— start Data for this exercise —

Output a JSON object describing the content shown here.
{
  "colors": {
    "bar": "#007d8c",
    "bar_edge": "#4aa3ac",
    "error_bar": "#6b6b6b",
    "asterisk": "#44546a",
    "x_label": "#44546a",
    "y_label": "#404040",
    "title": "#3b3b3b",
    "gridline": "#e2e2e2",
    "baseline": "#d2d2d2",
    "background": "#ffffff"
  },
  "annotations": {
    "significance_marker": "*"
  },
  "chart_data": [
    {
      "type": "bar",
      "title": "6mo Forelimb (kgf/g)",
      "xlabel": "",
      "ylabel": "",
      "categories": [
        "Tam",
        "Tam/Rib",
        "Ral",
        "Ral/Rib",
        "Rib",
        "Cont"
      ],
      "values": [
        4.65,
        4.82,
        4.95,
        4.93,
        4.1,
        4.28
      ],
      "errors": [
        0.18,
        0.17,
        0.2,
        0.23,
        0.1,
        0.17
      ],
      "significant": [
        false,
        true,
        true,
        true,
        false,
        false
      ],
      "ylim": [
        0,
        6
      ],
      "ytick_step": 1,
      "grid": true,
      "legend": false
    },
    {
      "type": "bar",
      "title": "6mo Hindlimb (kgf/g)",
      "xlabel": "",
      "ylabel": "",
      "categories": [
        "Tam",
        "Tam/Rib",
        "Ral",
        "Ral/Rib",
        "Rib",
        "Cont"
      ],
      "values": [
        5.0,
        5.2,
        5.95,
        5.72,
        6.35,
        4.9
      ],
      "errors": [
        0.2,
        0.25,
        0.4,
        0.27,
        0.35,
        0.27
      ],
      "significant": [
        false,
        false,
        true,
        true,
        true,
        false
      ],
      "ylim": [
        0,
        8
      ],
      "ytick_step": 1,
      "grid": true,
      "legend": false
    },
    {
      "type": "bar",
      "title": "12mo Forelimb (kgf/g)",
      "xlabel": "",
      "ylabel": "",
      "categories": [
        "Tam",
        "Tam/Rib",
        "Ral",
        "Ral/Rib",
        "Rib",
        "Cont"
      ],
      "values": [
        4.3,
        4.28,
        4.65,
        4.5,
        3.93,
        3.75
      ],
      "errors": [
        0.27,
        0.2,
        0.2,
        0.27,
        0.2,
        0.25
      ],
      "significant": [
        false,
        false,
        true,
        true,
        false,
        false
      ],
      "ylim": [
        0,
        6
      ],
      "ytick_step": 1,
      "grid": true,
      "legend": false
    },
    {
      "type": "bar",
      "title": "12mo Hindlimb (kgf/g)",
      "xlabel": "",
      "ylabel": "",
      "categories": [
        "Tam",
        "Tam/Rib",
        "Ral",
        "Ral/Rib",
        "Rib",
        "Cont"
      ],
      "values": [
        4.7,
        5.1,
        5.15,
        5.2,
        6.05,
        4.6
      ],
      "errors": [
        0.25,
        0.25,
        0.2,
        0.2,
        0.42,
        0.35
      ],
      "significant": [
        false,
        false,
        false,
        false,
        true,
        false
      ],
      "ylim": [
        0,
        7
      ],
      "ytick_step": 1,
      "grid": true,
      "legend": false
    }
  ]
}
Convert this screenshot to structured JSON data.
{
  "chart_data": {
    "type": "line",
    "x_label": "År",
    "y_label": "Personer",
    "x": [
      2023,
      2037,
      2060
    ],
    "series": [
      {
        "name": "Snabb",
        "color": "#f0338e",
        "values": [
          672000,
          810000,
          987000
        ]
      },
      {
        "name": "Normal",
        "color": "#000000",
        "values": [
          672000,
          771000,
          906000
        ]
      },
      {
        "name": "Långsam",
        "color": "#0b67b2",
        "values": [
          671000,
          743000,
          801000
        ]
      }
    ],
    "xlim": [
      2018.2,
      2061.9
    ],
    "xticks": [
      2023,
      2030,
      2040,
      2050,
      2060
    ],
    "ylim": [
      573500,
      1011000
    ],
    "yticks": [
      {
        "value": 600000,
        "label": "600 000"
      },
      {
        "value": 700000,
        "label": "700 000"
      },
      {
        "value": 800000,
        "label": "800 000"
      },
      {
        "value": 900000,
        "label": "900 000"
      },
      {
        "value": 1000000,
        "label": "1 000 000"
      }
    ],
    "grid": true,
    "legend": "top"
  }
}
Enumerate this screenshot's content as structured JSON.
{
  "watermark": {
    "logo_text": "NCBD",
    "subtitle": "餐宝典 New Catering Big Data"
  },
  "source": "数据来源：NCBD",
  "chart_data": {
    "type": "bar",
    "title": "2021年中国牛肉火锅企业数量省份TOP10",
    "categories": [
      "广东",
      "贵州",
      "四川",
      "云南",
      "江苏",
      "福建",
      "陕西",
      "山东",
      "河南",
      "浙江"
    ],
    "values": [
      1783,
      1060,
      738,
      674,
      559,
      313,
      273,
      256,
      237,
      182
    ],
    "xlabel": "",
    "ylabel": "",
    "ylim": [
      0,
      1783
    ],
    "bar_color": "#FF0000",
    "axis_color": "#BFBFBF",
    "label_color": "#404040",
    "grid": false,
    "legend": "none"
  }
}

— end Data for this exercise —

• **Problem description**:
Transcribe each entry exactly.

• **The response**:
Output a JSON object describing the content shown here.
{
  "colors": {
    "bar": "#007d8c",
    "bar_edge": "#4aa3ac",
    "error_bar": "#6b6b6b",
    "asterisk": "#44546a",
    "x_label": "#44546a",
    "y_label": "#404040",
    "title": "#3b3b3b",
    "gridline": "#e2e2e2",
    "baseline": "#d2d2d2",
    "background": "#ffffff"
  },
  "annotations": {
    "significance_marker": "*"
  },
  "chart_data": [
    {
      "type": "bar",
      "title": "6mo Forelimb (kgf/g)",
      "xlabel": "",
      "ylabel": "",
      "categories": [
        "Tam",
        "Tam/Rib",
        "Ral",
        "Ral/Rib",
        "Rib",
        "Cont"
      ],
      "values": [
        4.65,
        4.82,
        4.95,
        4.93,
        4.1,
        4.28
      ],
      "errors": [
        0.18,
        0.17,
        0.2,
        0.23,
        0.1,
        0.17
      ],
      "significant": [
        false,
        true,
        true,
        true,
        false,
        false
      ],
      "ylim": [
        0,
        6
      ],
      "ytick_step": 1,
      "grid": true,
      "legend": false
    },
    {
      "type": "bar",
      "title": "6mo Hindlimb (kgf/g)",
      "xlabel": "",
      "ylabel": "",
      "categories": [
        "Tam",
        "Tam/Rib",
        "Ral",
        "Ral/Rib",
        "Rib",
        "Cont"
      ],
      "values": [
        5.0,
        5.2,
        5.95,
        5.72,
        6.35,
        4.9
      ],
      "errors": [
        0.2,
        0.25,
        0.4,
        0.27,
        0.35,
        0.27
      ],
      "significant": [
        false,
        false,
        true,
        true,
        true,
        false
      ],
      "ylim": [
        0,
        8
      ],
      "ytick_step": 1,
      "grid": true,
      "legend": false
    },
    {
      "type": "bar",
      "title": "12mo Forelimb (kgf/g)",
      "xlabel": "",
      "ylabel": "",
      "categories": [
        "Tam",
        "Tam/Rib",
        "Ral",
        "Ral/Rib",
        "Rib",
        "Cont"
      ],
      "values": [
        4.3,
        4.28,
        4.65,
        4.5,
        3.93,
        3.75
      ],
      "errors": [
        0.27,
        0.2,
        0.2,
        0.27,
        0.2,
        0.25
      ],
      "significant": [
        false,
        false,
        true,
        true,
        false,
        false
      ],
      "ylim": [
        0,
        6
      ],
      "ytick_step": 1,
      "grid": true,
      "legend": false
    },
    {
      "type": "bar",
      "title": "12mo Hindlimb (kgf/g)",
      "xlabel": "",
      "ylabel": "",
      "categories": [
        "Tam",
        "Tam/Rib",
        "Ral",
        "Ral/Rib",
        "Rib",
        "Cont"
      ],
      "values": [
        4.7,
        5.1,
        5.15,
        5.2,
        6.05,
        4.6
      ],
      "errors": [
        0.25,
        0.25,
        0.2,
        0.2,
        0.42,
        0.35
      ],
      "significant": [
        false,
        false,
        false,
        false,
        true,
        false
      ],
      "ylim": [
        0,
        7
      ],
      "ytick_step": 1,
      "grid": true,
      "legend": false
    }
  ]
}
Convert this screenshot to structured JSON data.
{
  "chart_data": {
    "type": "line",
    "x_label": "År",
    "y_label": "Personer",
    "x": [
      2023,
      2037,
      2060
    ],
    "series": [
      {
        "name": "Snabb",
        "color": "#f0338e",
        "values": [
          672000,
          810000,
          987000
        ]
      },
      {
        "name": "Normal",
        "color": "#000000",
        "values": [
          672000,
          771000,
          906000
        ]
      },
      {
        "name": "Långsam",
        "color": "#0b67b2",
        "values": [
          671000,
          743000,
          801000
        ]
      }
    ],
    "xlim": [
      2018.2,
      2061.9
    ],
    "xticks": [
      2023,
      2030,
      2040,
      2050,
      2060
    ],
    "ylim": [
      573500,
      1011000
    ],
    "yticks": [
      {
        "value": 600000,
        "label": "600 000"
      },
      {
        "value": 700000,
        "label": "700 000"
      },
      {
        "value": 800000,
        "label": "800 000"
      },
      {
        "value": 900000,
        "label": "900 000"
      },
      {
        "value": 1000000,
        "label": "1 000 000"
      }
    ],
    "grid": true,
    "legend": "top"
  }
}
Enumerate this screenshot's content as structured JSON.
{
  "watermark": {
    "logo_text": "NCBD",
    "subtitle": "餐宝典 New Catering Big Data"
  },
  "source": "数据来源：NCBD",
  "chart_data": {
    "type": "bar",
    "title": "2021年中国牛肉火锅企业数量省份TOP10",
    "categories": [
      "广东",
      "贵州",
      "四川",
      "云南",
      "江苏",
      "福建",
      "陕西",
      "山东",
      "河南",
      "浙江"
    ],
    "values": [
      1783,
      1060,
      738,
      674,
      559,
      313,
      273,
      256,
      237,
      182
    ],
    "xlabel": "",
    "ylabel": "",
    "ylim": [
      0,
      1783
    ],
    "bar_color": "#FF0000",
    "axis_color": "#BFBFBF",
    "label_color": "#404040",
    "grid": false,
    "legend": "none"
  }
}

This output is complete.